◆ **WORK TASK**
Could you please transcribe the data exactly, without the pictures?

◆ **Images of pages and their text**

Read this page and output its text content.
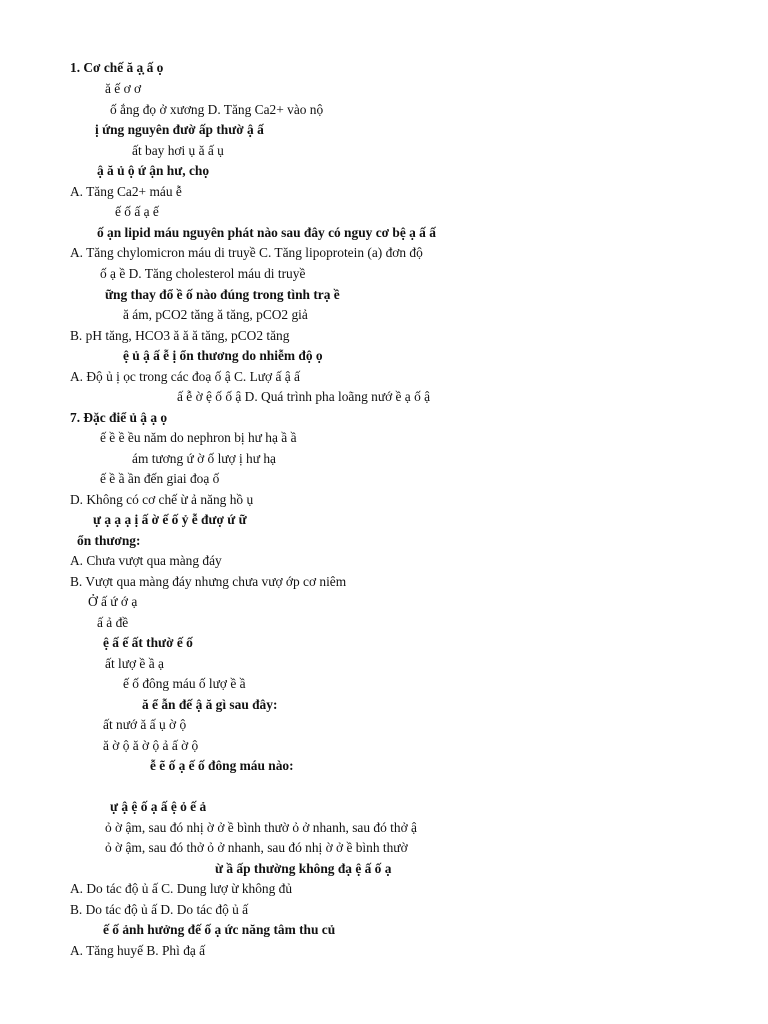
1. Cơ chế ă ạ̣ ấ ọ
ă ế ơ ơ
ố ắng đọ ở xương D. Tăng Ca2+ vào nộ
ị ứng nguyên đườ ấp thườ ậ ấ
ất bay hơi ụ ă ấ ụ
ậ ă ủ ộ ứ ận hư, chọ
A. Tăng Ca2+ máu ễ
ế ố ấ ạ ế
ố ạn lipid máu nguyên phát nào sau đây có nguy cơ bệ ạ ấ ấ
A. Tăng chylomicron máu di truyề C. Tăng lipoprotein (a) đơn độ
ố ạ ề D. Tăng cholesterol máu di truyề
ững thay đổ ề ố nào đúng trong tình trạ ề
ă ám, pCO2 tăng ă tăng, pCO2 giả
B. pH tăng, HCO3 ă ă ă tăng, pCO2 tăng
ệ ủ ậ ấ ễ ị ổn thương do nhiễm độ ọ
A. Độ ủ ị ọc trong các đoạ ố ậ C. Lượ ấ ậ ấ
ấ ễ ờ ệ ố ố ậ D. Quá trình pha loãng nướ ề ạ ố ậ
7. Đặc điể ủ ậ ạ ọ
ế ề ề ều năm do nephron bị hư hạ ầ ầ
ám tương ứ ờ ố lượ ị hư hạ
ế ề ầ ần đến giai đoạ ố
D. Không có cơ chế ừ ả năng hồ ụ
ự ạ ạ ạ ị ấ ờ ế ố ỷ ễ đượ ứ ữ
ổn thương:
A. Chưa vượt qua màng đáy
B. Vượt qua màng đáy nhưng chưa vượ ớp cơ niêm
Ở ấ ứ ớ ạ
ấ ả đề
ệ ấ ế ất thườ ế ố
ất lượ ề ầ ạ
ế ố đông máu ố lượ ề ầ
ă ể ẫn đế ậ ă gì sau đây:
ất nướ ă ấ ụ ờ ộ
ă ờ ộ ă ờ ộ ả ấ ờ ộ
ễ ẽ ố ạ ế ố đông máu nào:
ự ậ ệ ố ạ ấ ệ ỏ ế ả
ỏ ờ ậm, sau đó nhị ờ ở ề bình thườ ỏ ở nhanh, sau đó thở ậ
ỏ ờ ậm, sau đó thở ỏ ở nhanh, sau đó nhị ờ ở ề bình thườ
ừ ầ ấp thường không đạ ệ ấ ố ạ
A. Do tác độ ủ ấ C. Dung lượ ừ không đủ
B. Do tác độ ủ ấ D. Do tác độ ủ ấ
ế ố ảnh hưởng đế ố ạ ức năng tâm thu củ
A. Tăng huyế B. Phì đạ ấ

◆ **REPLY TO THE TASK**
Read this page and output its text content.
1. Cơ chế ă ạ̣ ấ ọ
ă ế ơ ơ
ố ắng đọ ở xương D. Tăng Ca2+ vào nộ
ị ứng nguyên đườ ấp thườ ậ ấ
ất bay hơi ụ ă ấ ụ
ậ ă ủ ộ ứ ận hư, chọ
A. Tăng Ca2+ máu ễ
ế ố ấ ạ ế
ố ạn lipid máu nguyên phát nào sau đây có nguy cơ bệ ạ ấ ấ
A. Tăng chylomicron máu di truyề C. Tăng lipoprotein (a) đơn độ
ố ạ ề D. Tăng cholesterol máu di truyề
ững thay đổ ề ố nào đúng trong tình trạ ề
ă ám, pCO2 tăng ă tăng, pCO2 giả
B. pH tăng, HCO3 ă ă ă tăng, pCO2 tăng
ệ ủ ậ ấ ễ ị ổn thương do nhiễm độ ọ
A. Độ ủ ị ọc trong các đoạ ố ậ C. Lượ ấ ậ ấ
ấ ễ ờ ệ ố ố ậ D. Quá trình pha loãng nướ ề ạ ố ậ
7. Đặc điể ủ ậ ạ ọ
ế ề ề ều năm do nephron bị hư hạ ầ ầ
ám tương ứ ờ ố lượ ị hư hạ
ế ề ầ ần đến giai đoạ ố
D. Không có cơ chế ừ ả năng hồ ụ
ự ạ ạ ạ ị ấ ờ ế ố ỷ ễ đượ ứ ữ
ổn thương:
A. Chưa vượt qua màng đáy
B. Vượt qua màng đáy nhưng chưa vượ ớp cơ niêm
Ở ấ ứ ớ ạ
ấ ả đề
ệ ấ ế ất thườ ế ố
ất lượ ề ầ ạ
ế ố đông máu ố lượ ề ầ
ă ể ẫn đế ậ ă gì sau đây:
ất nướ ă ấ ụ ờ ộ
ă ờ ộ ă ờ ộ ả ấ ờ ộ
ễ ẽ ố ạ ế ố đông máu nào:
ự ậ ệ ố ạ ấ ệ ỏ ế ả
ỏ ờ ậm, sau đó nhị ờ ở ề bình thườ ỏ ở nhanh, sau đó thở ậ
ỏ ờ ậm, sau đó thở ỏ ở nhanh, sau đó nhị ờ ở ề bình thườ
ừ ầ ấp thường không đạ ệ ấ ố ạ
A. Do tác độ ủ ấ C. Dung lượ ừ không đủ
B. Do tác độ ủ ấ D. Do tác độ ủ ấ
ế ố ảnh hưởng đế ố ạ ức năng tâm thu củ
A. Tăng huyế B. Phì đạ ấ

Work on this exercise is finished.